_Richiesta scritta_: Nel testo su "Il piombo e la celtica" di Nicola Rao, qual è il libro di Giorgio Bocca che fece scattare la molla dell'idea, e quando fu pubblicato?

_Sezione del documento_:

---+---

E I RAGAZZINI SI DIEDERO ALLE ARMI…DA OGGI IN LIBRERIA ‘IL PIOMBO E LA CELTICA’, IL TERZO VOLUME SUL NEOFASCISMO DI NICOLA RAO. L’AUTORE RACCONTA IL TERRORISMO NERO E LO SPONTANEISMO ARMATO FACENDO PARLARE I PROTAGONISTI DELLA STAGIONE DI TRAGICA VIOLENZA POLITICA SVOLTASI TRA IL 1976 E IL 1983.
L’autore, Nicola Rao, spiega nell’introduzione che l’idea di questo suo ultimo lavoro viene da lontano:”Ha cominciato a frullarmi per la testa fin da quando ho mosso i primi passi nel giornalismo, alla fine dell’86.
Ma l’accarezzavo già prima.
A far scattare la molla era stato un libro di Giorgio Bocca pubblicato nel marzo 1985. Si intitolava ‘Noi terroristi. 12 anni di lotta armata ricostruiti e discussi con i protagonisti’.
Una delle più prestigiose firme del giornalismo italiano aveva tentato (e realizzato) un’operazione incredibile: descrivere il terrorismo (rosso in quel caso) con le parole di chi lo aveva vissuto direttamente…’.
Cosa ne emergeva? ‘Ne fuoriusciva – riconosce Rao – anche il ritratto di una generazione di militanti politici che avevano portato al limite estremo l’eredità della guerra civile e della Resistenza.

---+---

_Dati_:
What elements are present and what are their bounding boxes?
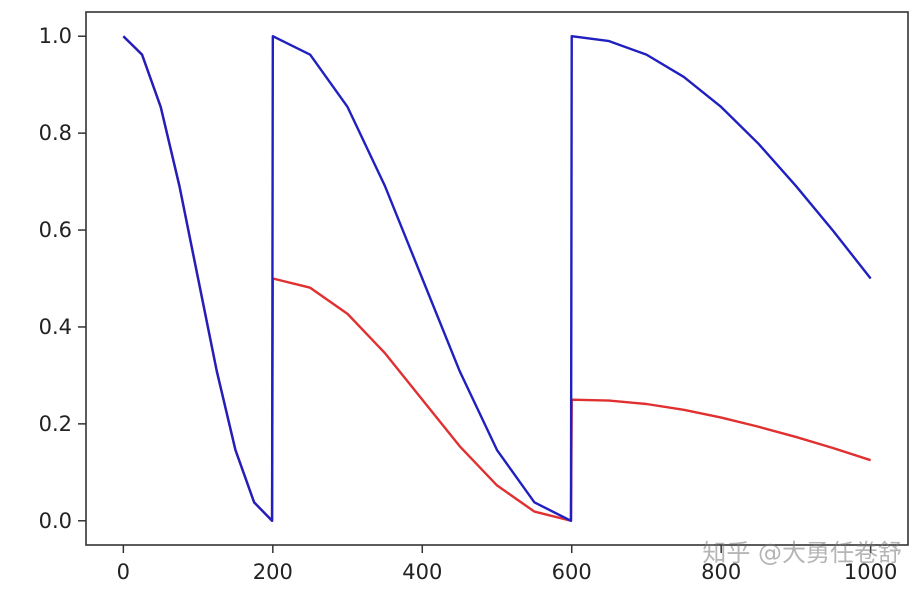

---+---

_Soluzione svolta_: "Noi terroristi. 12 anni di lotta armata ricostruiti e discussi con i protagonisti", pubblicato nel marzo 1985.